● Selected passage
This is the article × keyword sparse matrix the rest of the pipeline uses.

Step 3 — Update the user vector (recommender/py/User_update.py) For each newly-read article in the user's recorddb:

Look up that article's keyword vector in the article DB.
Re-weight: new = old × (article × 100 + 1) — articles you've read amplify the keywords they contain in your profile, with a +1 floor so any keyword you've encountered survives even if its weight was tiny.
Renormalise so the user's keyword weights sum to 1.
Drop the lowest-weight keyword to keep the vector bounded.

The result is a user "interest" vector that drifts toward the keywords of articles the user actually opens.

Step 4 — Score & rank (recommender/py/DB_similarity.py)

Stack the user vector on top of the article matrix (so they share columns).
sklearn.metrics.pairwise.cosine_similarity produces the user-vs-articles row of the similarity matrix.
Sort articles by similarity, take the top 100.
Write (link, similarity) rows into the user's recommenddb SQLite, which the client downloads on next launch.

Why content-based?

No cold start across users. A brand-new user can be served the global default vector immediately; their personal vector emerges as they read.

● Written instruction 1
Why does the re-weighting formula in Step 3 of the recommender pipeline text add 1 to the article term? Answer in one to three sentences.
● Written instruction 2
Can you pick up the recommender pipeline text after its point about cold start and continue it?
The data has no connection to the recommender pipeline text.

● Stored data
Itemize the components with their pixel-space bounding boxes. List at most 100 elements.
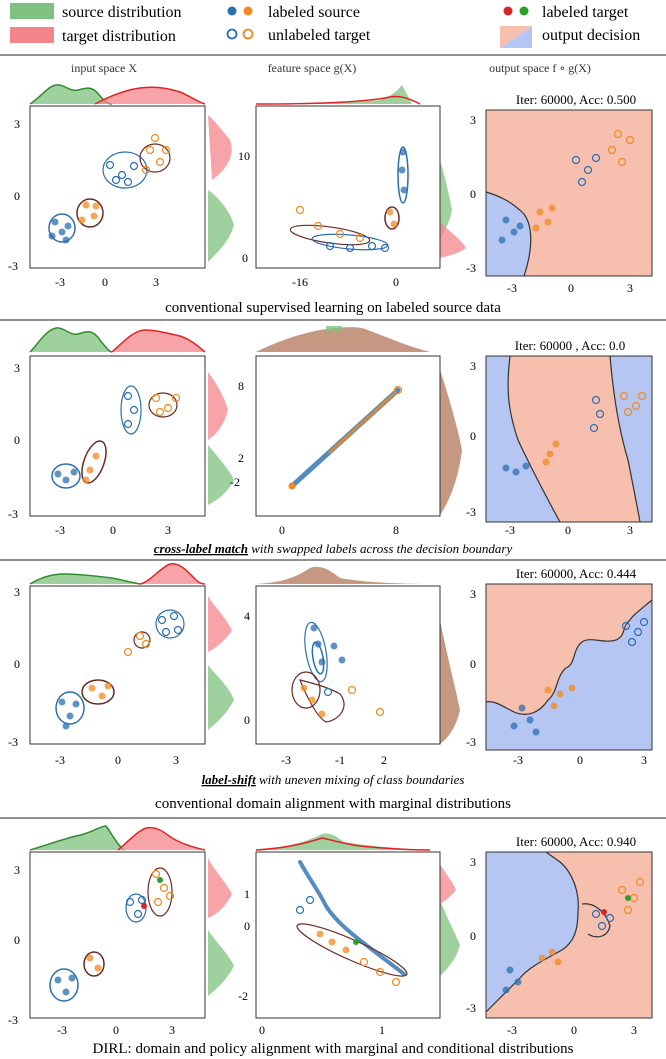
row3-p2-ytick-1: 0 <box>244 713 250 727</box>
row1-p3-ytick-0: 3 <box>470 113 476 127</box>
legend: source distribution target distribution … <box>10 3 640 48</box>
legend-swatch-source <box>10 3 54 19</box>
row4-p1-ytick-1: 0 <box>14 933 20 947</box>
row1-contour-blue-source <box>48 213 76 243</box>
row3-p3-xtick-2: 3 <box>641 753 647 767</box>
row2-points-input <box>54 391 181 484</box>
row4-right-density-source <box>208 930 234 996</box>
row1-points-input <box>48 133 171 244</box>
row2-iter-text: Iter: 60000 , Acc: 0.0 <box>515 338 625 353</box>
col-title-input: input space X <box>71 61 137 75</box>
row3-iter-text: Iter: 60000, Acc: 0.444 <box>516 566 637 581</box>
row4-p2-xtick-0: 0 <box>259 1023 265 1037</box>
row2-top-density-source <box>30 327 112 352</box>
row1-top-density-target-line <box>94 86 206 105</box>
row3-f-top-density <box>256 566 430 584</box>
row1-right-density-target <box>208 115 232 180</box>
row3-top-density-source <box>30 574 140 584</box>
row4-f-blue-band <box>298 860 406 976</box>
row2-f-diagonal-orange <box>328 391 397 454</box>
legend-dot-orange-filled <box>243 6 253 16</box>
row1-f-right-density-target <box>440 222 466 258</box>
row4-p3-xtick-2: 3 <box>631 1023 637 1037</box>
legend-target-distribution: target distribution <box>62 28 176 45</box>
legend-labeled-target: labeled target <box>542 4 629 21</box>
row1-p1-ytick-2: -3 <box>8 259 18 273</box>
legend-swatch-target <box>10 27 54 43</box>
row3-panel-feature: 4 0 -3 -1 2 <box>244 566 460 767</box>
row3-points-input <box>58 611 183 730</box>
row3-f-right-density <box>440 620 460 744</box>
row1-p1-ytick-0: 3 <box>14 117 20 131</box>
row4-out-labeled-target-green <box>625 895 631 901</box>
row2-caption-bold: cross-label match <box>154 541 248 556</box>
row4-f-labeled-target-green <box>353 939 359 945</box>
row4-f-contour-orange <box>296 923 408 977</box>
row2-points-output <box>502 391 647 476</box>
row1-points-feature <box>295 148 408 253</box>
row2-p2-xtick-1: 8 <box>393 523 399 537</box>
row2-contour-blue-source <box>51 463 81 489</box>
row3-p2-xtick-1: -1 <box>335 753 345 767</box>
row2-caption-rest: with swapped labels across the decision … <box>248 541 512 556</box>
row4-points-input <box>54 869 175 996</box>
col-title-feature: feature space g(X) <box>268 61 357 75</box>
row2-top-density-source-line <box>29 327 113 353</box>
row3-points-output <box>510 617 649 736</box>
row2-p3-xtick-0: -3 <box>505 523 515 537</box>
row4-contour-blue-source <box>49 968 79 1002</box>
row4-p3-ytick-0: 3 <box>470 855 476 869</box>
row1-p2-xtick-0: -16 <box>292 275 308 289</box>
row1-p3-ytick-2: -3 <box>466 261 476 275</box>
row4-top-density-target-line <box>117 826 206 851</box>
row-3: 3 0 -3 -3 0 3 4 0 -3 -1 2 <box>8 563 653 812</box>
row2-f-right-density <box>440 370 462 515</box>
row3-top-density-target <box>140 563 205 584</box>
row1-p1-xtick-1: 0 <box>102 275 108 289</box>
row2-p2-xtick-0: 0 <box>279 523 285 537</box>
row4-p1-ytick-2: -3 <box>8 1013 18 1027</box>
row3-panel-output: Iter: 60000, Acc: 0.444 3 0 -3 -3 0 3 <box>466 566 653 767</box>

● Final answer 1
The +1 gives the multiplier a floor, so any keyword the user has encountered survives in the profile even if its weight was tiny. The article × 100 part still lets articles the user has read amplify the keywords they contain.

● Final answer 2
Explainable. The user's profile is a literal list of weighted keywords — trivial to debug and to expose in a "why was this recommended?" UI.
Self-contained. No need to share read events between users, which would raise privacy and consent questions for a hobby project.

The trade-off is a smaller diversity surface than collaborative filtering would give — see known limitations.

Request lifecycle

Android                                 Server                  Celery worker
───────                                 ──────                  ─────────────

App launch
  │
  │  GET /recommender/SendUserFile/<uuid>
  │  X-Timestamp, X-Signature
  │ ───────────────────────────────────▶│
  │                                     │ validate ID + HMAC
  │                                     │ if first-time user:
  │                                     │   copy default recommenddb
  │  ◀──────────────────────── recommenddb (SQLite, ~tens of KB)
  │
  │  scrape article metadata via Jsoup, render list
  │
  ▼
User reads articles
  │
  │  insert (readdate, articledate, link) into local recorddb
  │  toggle bookmarks → Realm
  │
  ▼
App close (onDestroy or onTaskRemoved)
  │
  │  POST /recommender/GetUserFile/<uuid>
  │  multipart upload of recorddb
  │  X-Timestamp, X-Signature
  │ ───────────────────────────────────▶│
  │                                     │ validate ID + HMAC + size cap
  │                                     │ stream upload to disk
  │                                     │ enqueue Run_User_Update.delay(uuid)
  │                                     │                              │
  │  ◀────────────────────── 200 success                              │
  │                                                                    │
  │                                                  User_update.main(uuid)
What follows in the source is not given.